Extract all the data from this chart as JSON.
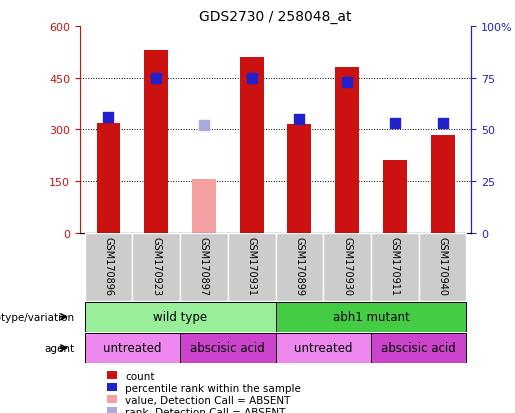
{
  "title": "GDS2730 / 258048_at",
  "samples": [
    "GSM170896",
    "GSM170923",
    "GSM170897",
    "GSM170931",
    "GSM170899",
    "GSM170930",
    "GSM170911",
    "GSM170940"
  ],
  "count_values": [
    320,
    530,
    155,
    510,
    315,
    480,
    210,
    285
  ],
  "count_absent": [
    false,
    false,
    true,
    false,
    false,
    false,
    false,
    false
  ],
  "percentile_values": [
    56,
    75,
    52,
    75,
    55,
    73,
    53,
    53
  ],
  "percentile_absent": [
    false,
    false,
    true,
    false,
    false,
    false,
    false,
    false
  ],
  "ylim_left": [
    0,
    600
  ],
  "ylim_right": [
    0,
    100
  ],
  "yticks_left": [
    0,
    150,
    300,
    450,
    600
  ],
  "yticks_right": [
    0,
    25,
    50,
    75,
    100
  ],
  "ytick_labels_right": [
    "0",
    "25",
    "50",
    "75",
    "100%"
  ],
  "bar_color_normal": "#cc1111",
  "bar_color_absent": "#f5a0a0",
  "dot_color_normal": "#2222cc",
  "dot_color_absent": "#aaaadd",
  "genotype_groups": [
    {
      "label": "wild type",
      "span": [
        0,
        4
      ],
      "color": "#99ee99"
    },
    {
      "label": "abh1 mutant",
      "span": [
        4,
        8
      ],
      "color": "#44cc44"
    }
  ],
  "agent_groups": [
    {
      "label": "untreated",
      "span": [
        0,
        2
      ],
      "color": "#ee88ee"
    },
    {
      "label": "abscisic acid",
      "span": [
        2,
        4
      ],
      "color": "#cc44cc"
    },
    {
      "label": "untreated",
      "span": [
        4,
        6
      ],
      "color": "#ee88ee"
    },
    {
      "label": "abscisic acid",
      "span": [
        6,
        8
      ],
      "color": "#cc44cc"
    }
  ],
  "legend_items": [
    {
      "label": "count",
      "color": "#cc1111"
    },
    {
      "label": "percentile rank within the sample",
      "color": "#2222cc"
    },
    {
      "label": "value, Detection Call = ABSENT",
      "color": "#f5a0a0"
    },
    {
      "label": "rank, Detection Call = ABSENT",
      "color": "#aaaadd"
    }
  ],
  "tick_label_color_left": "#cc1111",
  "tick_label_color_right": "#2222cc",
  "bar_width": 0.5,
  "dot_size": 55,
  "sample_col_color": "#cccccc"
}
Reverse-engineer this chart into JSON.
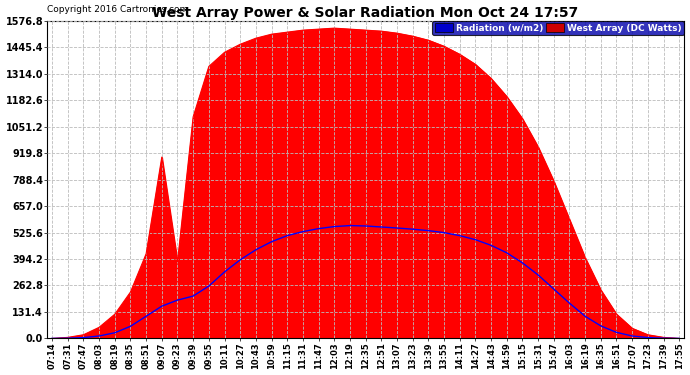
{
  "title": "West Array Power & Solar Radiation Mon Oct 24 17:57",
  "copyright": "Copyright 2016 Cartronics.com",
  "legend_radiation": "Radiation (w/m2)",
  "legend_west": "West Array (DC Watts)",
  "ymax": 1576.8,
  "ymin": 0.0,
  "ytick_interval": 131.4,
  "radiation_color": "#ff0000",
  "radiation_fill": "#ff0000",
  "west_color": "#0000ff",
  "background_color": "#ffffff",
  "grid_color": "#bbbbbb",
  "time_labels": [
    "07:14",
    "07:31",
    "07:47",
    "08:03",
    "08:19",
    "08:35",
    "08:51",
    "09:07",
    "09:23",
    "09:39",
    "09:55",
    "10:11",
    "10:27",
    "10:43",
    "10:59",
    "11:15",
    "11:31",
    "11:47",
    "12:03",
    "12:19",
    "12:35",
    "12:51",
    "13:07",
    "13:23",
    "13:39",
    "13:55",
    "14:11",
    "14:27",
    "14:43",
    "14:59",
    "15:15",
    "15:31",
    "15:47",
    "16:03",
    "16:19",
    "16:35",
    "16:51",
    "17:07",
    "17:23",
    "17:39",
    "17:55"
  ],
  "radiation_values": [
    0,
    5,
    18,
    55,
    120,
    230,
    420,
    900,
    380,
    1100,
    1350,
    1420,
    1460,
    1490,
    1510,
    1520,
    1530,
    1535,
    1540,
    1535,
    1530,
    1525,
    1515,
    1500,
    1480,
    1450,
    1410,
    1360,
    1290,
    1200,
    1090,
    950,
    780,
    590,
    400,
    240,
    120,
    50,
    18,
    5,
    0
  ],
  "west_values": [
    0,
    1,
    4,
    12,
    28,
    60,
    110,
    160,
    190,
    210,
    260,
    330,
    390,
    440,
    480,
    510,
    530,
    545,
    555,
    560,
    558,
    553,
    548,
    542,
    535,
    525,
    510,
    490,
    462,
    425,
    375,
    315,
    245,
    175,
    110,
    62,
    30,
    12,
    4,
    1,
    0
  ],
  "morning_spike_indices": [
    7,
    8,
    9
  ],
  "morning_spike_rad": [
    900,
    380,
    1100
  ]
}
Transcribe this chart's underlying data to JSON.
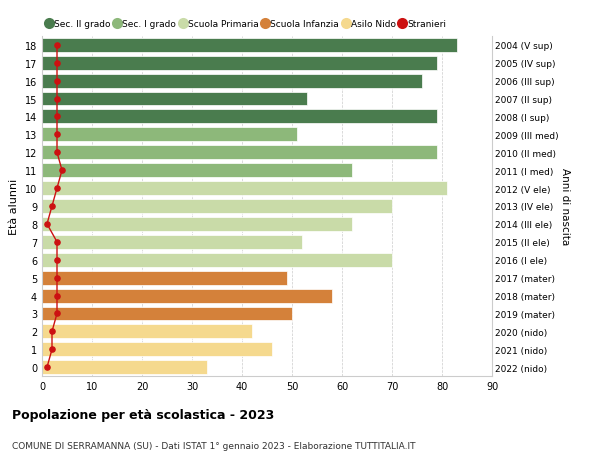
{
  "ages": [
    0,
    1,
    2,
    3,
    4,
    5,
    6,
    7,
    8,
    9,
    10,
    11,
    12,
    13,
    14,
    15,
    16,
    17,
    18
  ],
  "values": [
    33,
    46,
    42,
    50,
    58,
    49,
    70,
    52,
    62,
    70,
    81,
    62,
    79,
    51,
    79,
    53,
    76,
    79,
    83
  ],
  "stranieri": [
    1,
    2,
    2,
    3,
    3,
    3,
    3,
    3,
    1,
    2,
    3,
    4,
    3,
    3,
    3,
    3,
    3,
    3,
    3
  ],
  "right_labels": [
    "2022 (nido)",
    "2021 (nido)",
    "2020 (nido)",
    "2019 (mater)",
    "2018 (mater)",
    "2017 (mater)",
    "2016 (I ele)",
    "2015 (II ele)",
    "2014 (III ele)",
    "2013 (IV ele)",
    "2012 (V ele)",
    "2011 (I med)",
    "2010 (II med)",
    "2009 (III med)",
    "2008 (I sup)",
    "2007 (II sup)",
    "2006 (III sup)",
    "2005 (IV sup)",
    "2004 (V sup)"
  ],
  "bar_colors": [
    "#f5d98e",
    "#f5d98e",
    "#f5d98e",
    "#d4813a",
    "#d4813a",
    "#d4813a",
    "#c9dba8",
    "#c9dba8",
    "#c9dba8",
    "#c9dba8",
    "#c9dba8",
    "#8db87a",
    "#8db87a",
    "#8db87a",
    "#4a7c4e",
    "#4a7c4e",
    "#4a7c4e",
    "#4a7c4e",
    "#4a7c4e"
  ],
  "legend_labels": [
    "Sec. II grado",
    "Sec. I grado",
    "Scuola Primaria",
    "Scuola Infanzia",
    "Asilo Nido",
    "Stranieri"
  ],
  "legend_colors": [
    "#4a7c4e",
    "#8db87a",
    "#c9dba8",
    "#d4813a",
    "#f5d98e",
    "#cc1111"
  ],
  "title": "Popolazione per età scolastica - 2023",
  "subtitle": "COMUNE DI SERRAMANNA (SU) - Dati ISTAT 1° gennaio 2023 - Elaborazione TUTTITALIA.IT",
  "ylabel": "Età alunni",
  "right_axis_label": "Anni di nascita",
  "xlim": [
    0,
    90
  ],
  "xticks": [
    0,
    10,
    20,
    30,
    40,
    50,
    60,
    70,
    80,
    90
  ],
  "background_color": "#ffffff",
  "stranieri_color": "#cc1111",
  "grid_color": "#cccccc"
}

——

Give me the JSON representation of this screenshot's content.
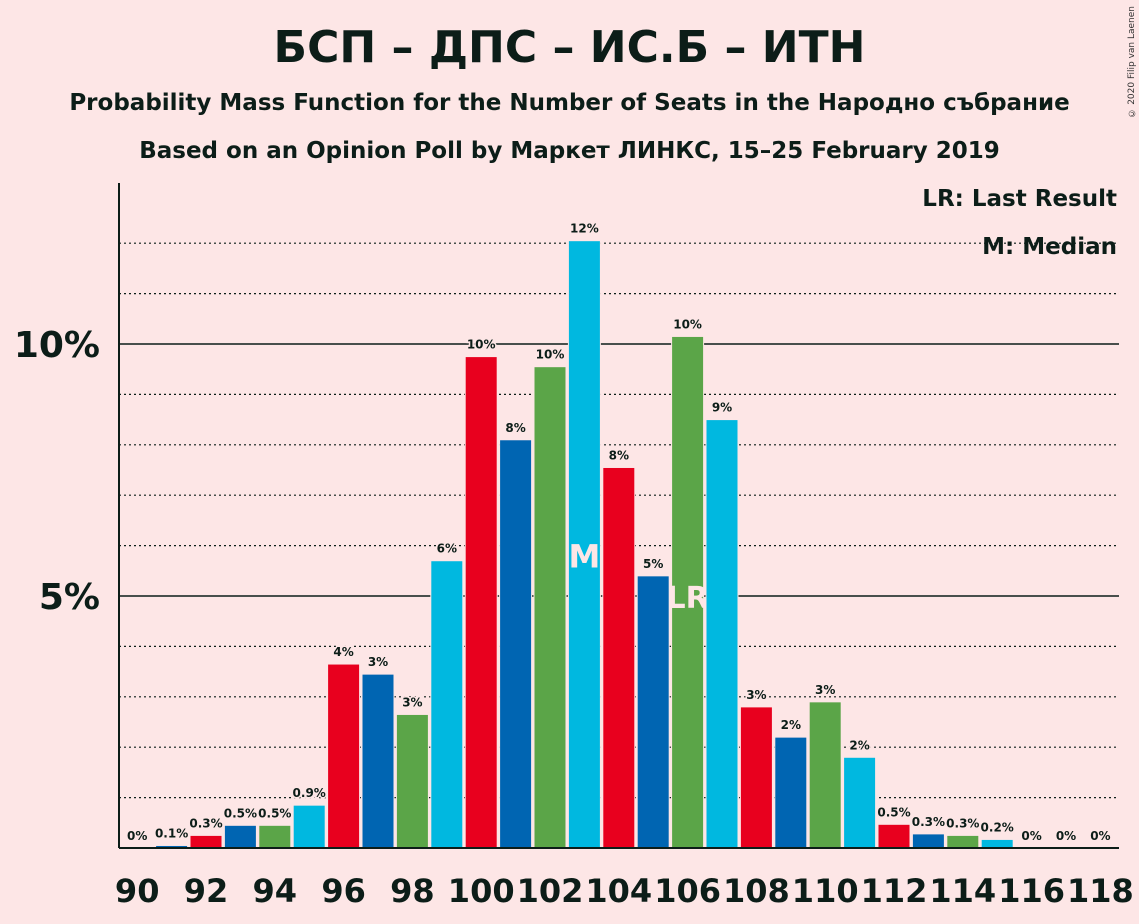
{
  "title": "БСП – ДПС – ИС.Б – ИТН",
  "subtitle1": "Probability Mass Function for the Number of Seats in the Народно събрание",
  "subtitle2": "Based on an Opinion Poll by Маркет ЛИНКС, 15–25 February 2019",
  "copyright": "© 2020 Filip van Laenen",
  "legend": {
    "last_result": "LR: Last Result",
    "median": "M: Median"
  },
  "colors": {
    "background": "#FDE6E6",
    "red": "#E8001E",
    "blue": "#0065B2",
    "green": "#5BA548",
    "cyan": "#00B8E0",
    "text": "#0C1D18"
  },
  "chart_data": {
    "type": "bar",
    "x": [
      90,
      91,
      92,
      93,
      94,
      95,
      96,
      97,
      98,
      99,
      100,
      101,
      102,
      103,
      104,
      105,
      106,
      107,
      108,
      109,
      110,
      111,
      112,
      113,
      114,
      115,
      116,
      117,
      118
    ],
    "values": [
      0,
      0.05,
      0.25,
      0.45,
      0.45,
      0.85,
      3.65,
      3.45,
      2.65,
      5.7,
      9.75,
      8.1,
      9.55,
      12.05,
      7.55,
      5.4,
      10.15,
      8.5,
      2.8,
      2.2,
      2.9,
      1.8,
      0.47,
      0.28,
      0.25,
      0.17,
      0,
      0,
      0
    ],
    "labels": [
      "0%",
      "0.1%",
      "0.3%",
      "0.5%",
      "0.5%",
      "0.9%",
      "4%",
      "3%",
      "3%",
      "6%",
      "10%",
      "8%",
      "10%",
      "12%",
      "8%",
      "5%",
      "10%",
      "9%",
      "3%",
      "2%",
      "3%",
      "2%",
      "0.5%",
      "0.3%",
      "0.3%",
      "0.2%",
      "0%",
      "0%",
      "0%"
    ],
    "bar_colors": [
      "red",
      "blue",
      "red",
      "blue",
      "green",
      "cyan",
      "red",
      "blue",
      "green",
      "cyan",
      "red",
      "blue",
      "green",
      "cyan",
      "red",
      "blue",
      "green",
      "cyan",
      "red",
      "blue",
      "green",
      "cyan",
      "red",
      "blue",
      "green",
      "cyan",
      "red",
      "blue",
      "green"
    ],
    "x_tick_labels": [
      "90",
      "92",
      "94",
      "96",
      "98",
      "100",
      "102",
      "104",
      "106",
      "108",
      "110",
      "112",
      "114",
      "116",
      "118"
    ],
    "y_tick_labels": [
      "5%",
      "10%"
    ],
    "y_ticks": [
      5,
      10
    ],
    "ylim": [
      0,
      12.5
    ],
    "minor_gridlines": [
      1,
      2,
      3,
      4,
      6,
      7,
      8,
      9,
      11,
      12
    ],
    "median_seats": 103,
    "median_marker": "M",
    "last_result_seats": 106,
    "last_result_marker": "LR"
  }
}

——

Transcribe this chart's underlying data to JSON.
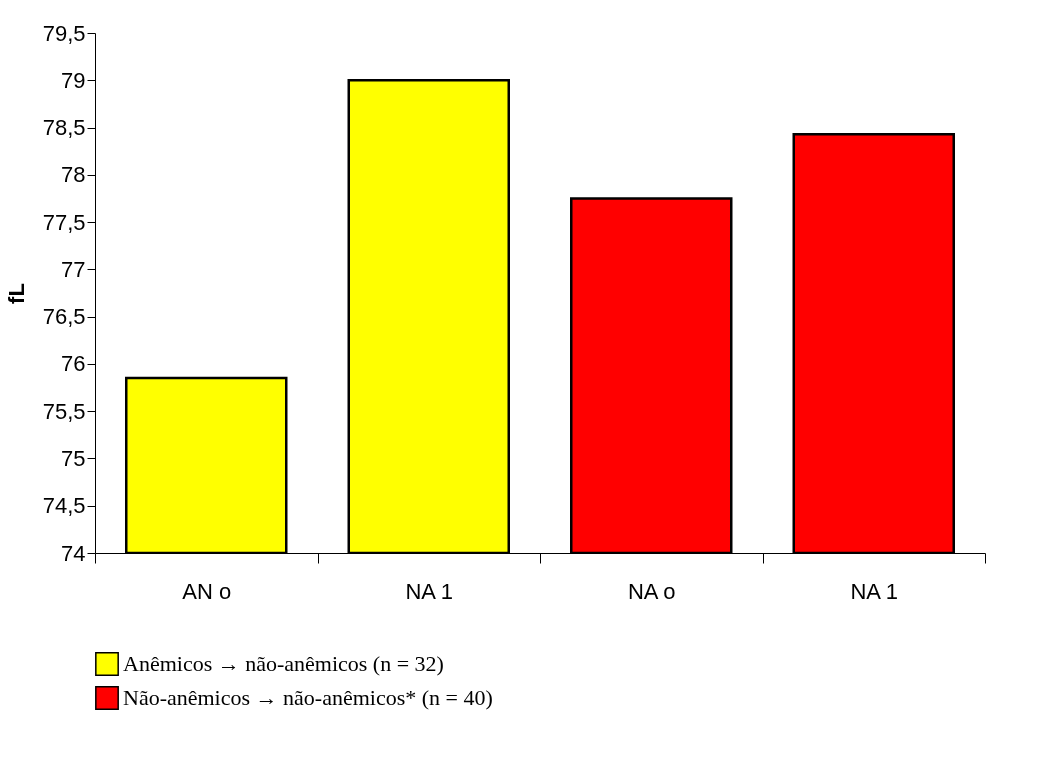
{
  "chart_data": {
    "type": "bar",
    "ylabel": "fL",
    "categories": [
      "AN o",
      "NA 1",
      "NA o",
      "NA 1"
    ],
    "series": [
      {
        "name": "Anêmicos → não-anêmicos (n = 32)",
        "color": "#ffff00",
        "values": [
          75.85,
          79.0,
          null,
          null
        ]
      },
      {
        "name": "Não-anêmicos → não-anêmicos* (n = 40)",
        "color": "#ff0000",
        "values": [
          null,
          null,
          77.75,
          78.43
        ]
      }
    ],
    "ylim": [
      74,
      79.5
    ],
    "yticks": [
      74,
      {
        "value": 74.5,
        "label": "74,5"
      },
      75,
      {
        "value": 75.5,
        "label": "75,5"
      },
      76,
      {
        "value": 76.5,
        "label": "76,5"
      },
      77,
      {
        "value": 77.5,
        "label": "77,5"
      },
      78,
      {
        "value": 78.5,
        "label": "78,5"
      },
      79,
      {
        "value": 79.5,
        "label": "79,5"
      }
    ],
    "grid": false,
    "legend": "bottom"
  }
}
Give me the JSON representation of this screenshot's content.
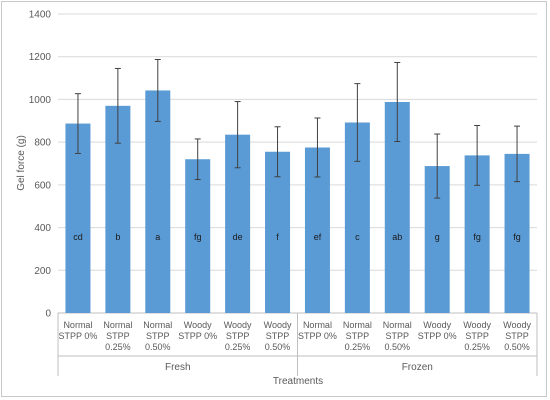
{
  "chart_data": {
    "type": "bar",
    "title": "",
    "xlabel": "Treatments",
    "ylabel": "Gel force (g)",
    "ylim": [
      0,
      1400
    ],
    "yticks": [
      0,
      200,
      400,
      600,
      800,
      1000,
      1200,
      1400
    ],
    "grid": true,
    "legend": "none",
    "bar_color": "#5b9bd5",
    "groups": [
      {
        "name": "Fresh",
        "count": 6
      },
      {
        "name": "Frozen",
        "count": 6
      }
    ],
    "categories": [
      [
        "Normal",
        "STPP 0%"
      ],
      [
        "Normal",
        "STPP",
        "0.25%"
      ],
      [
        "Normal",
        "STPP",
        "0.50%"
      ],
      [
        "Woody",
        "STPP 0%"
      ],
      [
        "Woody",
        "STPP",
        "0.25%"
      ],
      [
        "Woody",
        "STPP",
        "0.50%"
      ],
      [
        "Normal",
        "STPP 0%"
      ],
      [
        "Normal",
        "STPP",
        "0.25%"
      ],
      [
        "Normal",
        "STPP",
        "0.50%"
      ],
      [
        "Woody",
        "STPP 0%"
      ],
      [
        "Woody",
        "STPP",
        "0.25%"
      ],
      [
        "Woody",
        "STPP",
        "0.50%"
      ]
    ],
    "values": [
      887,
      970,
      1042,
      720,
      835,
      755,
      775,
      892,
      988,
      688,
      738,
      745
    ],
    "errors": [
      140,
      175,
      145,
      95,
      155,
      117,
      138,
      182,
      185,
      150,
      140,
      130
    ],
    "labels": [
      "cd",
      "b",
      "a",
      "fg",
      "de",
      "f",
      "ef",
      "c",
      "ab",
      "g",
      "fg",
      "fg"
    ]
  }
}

——

● **Directions**: Find all the lines containing "Call" in the material, then copy them.

● **Task result**:
      "label": "value, Detection Call = ABSENT",
      "label": "rank, Detection Call = ABSENT",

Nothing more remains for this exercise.